> [Trecho]:
============================================================
Querido Tim Burton,
Tudo bem por aí? Esperamos que sim, mas por aqui não podemos dizer o mesmo, e um dos vários fatores para isso foi uma entrevista recente sua. Senta aqui, vamos conversar.
Estamos em 2016, e, felizmente, as pessoas estão cada vez mais preocupadas com uma coisinha chamada representatividade. Sabe o que é isso? É um efeito fortíssimo que todos os artefatos midiáticos possuem – o cinema então, a união de sete artes, nem se fala. É dar vez e voz nesses espaços para aqueles que comumente não possuem – as chamadas minorias que estão tão em voga atualmente.
Tendo isso em mente, várias discussões sobre representatividade acabaram chegando no seu mais novo filme, “O Lar das Crianças Peculiares”, baseado no livro “O Orfanato da Srta. Peregrine para Crianças Peculiares”, de Ransom Riggs, que, inclusive, já lemos. É uma aventura prazerosa e que, mesmo com suas fraquezas, refletia bastante o seu estilo cinematográfico – tem uma citação sua na contra-capa do livro, diga-se de passagem.
============================================================
> [Material]:
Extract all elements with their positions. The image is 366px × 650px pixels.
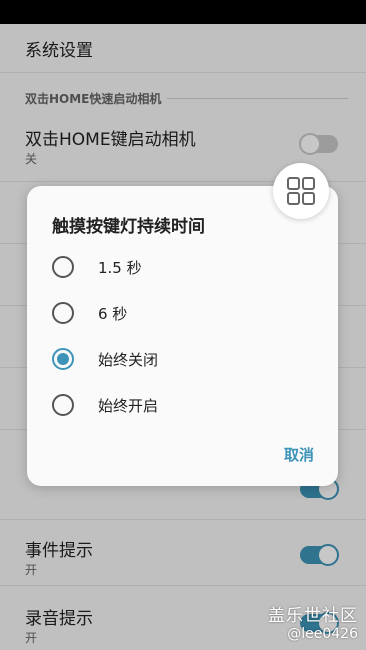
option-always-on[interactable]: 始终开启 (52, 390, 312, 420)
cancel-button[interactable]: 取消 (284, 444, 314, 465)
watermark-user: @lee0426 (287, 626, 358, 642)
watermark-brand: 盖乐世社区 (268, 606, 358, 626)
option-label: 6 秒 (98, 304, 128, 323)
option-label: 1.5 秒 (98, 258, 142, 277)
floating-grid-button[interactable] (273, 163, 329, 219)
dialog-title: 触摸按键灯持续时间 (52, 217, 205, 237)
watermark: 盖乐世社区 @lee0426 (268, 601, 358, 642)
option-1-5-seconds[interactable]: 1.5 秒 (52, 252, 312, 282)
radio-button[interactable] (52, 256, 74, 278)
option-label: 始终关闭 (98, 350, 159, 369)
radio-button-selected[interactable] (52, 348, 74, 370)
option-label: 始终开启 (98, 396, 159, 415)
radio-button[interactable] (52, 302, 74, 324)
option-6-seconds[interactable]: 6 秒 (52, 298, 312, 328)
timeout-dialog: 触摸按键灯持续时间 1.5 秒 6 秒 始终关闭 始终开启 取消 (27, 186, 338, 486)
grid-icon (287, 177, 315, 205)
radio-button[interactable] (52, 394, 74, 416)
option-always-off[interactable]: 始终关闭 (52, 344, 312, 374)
============================================================
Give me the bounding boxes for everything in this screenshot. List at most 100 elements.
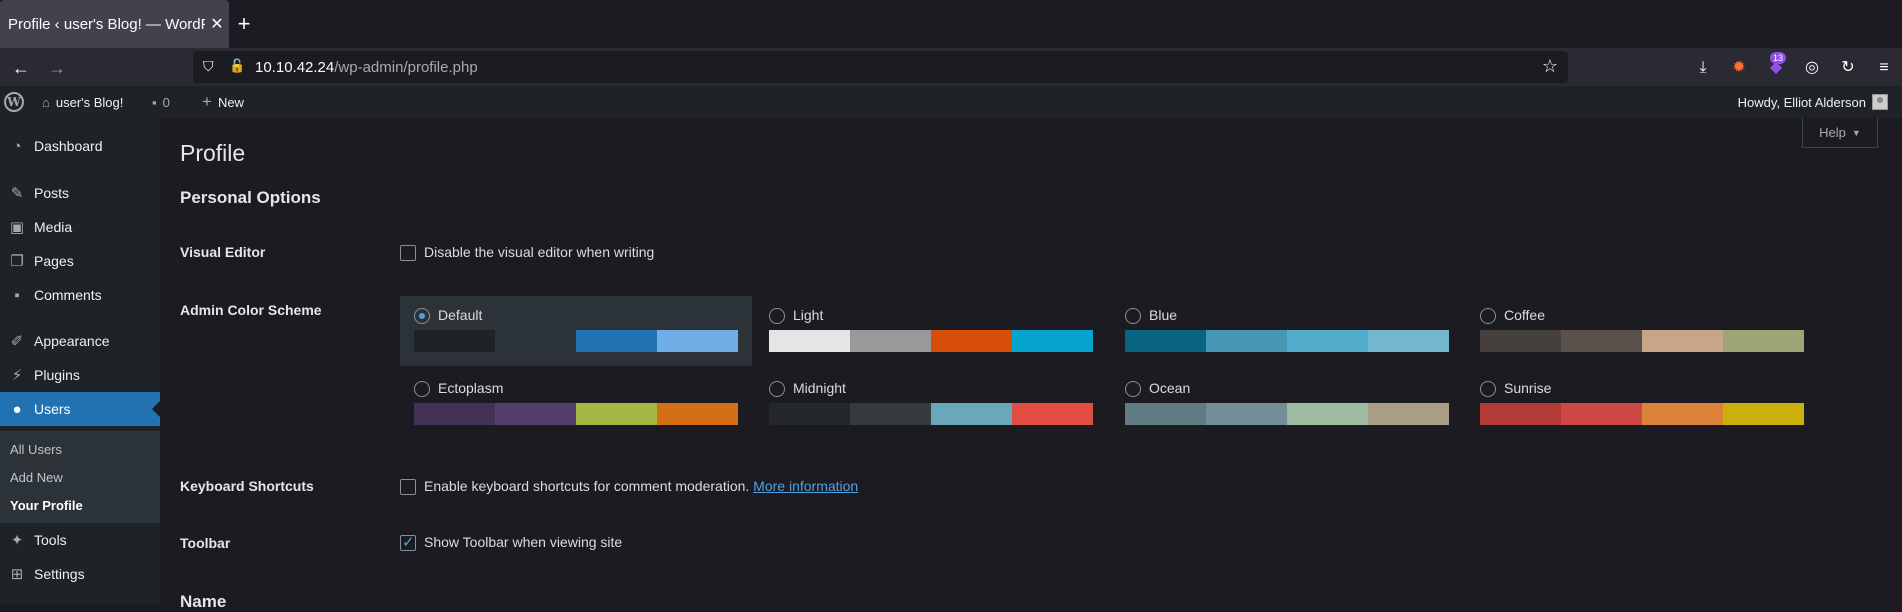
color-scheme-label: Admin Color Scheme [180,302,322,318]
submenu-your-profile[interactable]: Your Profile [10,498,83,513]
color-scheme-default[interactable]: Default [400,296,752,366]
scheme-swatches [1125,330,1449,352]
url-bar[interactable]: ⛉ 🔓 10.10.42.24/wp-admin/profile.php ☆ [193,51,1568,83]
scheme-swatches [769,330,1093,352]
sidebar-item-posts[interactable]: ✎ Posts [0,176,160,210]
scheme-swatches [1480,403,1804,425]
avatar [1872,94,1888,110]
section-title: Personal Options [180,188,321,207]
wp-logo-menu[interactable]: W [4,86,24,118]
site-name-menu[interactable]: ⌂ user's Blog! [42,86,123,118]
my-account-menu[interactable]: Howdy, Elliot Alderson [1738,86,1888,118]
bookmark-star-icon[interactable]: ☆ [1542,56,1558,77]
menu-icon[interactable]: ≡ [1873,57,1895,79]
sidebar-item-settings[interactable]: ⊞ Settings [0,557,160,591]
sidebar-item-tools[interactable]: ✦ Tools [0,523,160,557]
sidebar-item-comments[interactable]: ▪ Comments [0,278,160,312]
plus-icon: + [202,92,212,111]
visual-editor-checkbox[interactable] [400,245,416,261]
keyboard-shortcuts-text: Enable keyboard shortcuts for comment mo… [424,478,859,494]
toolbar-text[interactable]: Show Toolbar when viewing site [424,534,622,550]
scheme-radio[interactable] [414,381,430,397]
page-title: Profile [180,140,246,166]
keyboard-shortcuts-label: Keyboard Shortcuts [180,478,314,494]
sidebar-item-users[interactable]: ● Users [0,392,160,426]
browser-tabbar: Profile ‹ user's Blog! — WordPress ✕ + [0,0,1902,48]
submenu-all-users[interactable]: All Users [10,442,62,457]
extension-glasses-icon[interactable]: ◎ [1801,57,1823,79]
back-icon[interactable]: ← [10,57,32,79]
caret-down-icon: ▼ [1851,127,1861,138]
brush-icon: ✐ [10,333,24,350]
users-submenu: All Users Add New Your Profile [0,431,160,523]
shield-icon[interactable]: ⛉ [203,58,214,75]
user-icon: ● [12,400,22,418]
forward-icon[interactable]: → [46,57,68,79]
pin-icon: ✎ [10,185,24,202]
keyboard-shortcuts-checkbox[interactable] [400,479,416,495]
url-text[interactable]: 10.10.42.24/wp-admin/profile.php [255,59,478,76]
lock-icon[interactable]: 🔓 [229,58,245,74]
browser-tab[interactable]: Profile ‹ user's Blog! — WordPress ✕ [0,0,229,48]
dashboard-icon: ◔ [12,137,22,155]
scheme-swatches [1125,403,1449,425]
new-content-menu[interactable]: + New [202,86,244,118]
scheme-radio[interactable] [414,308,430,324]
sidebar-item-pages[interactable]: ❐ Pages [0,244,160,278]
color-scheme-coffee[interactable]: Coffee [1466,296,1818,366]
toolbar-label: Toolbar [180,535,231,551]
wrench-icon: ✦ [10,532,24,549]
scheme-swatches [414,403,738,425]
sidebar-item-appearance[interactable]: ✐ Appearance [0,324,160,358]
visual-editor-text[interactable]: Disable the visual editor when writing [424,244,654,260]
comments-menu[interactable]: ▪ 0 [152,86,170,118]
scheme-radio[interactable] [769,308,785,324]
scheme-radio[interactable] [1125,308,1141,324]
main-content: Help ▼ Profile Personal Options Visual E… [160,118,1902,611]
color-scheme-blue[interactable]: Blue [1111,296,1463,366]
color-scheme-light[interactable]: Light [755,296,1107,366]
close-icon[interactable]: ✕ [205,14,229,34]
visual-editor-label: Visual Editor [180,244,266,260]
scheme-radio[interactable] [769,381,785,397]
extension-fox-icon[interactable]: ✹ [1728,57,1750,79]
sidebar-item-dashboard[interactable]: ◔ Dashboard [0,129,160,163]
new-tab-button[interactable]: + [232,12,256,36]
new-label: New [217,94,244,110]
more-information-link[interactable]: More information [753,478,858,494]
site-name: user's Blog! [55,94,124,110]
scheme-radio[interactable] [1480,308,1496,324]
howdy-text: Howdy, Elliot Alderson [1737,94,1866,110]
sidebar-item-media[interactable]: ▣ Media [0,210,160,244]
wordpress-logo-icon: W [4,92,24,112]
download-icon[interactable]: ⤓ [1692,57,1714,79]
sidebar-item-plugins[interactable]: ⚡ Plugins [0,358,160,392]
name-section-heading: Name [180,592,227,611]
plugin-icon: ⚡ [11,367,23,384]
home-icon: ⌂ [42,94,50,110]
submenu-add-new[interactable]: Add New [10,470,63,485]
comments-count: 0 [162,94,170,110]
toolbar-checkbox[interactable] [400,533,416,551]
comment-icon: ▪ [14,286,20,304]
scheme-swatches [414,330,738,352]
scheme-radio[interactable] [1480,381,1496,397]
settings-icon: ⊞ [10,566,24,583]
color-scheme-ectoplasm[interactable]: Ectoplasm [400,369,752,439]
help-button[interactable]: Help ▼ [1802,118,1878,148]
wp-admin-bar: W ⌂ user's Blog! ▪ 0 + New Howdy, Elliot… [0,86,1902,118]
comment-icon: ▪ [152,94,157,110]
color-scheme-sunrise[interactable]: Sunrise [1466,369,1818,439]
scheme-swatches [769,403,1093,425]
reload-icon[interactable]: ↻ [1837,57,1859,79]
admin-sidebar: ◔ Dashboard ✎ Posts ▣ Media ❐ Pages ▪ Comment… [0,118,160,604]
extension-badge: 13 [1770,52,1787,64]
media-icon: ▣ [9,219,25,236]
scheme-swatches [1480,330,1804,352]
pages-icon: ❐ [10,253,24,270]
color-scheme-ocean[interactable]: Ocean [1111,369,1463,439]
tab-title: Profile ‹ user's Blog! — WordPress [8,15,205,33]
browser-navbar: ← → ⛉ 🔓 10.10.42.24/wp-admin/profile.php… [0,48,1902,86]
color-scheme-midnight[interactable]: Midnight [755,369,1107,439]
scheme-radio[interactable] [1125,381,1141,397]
============================================================
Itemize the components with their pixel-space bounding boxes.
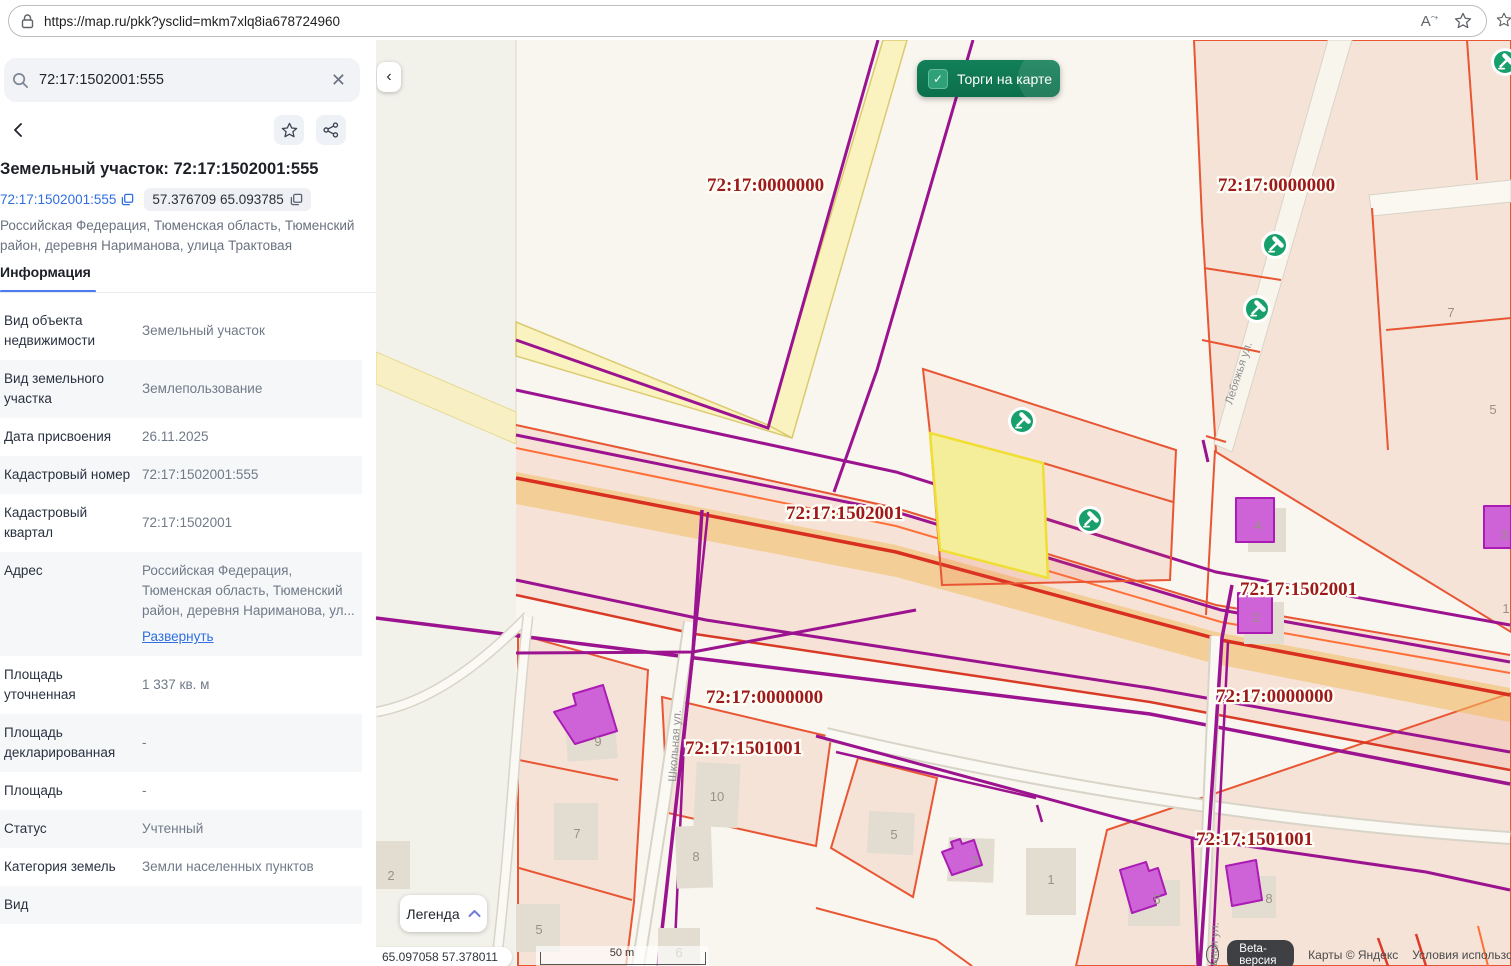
============================================================
> [O que fazer]:
1. Segundo a carta a Tim Burton, em que livro se baseia o filme “O Lar das Crianças Peculiares”?
2. Na carta a Tim Burton, reescreva a passagem que começa em “Estamos em 2016, e, felizmente, as” e termina em “diga-se de passagem.”, trocando “representatividade” por “diversidade”.
Os registros constituem um material à parte, independente do texto.

> [Resultados das tarefas]:
1. No livro “O Orfanato da Srta. Peregrine para Crianças Peculiares”, de Ransom Riggs.

2.
Estamos em 2016, e, felizmente, as pessoas estão cada vez mais preocupadas com uma coisinha chamada diversidade. Sabe o que é isso? É um efeito fortíssimo que todos os artefatos midiáticos possuem – o cinema então, a união de sete artes, nem se fala. É dar vez e voz nesses espaços para aqueles que comumente não possuem – as chamadas minorias que estão tão em voga atualmente.
Tendo isso em mente, várias discussões sobre diversidade acabaram chegando no seu mais novo filme, “O Lar das Crianças Peculiares”, baseado no livro “O Orfanato da Srta. Peregrine para Crianças Peculiares”, de Ransom Riggs, que, inclusive, já lemos. É uma aventura prazerosa e que, mesmo com suas fraquezas, refletia bastante o seu estilo cinematográfico – tem uma citação sua na contra-capa do livro, diga-se de passagem.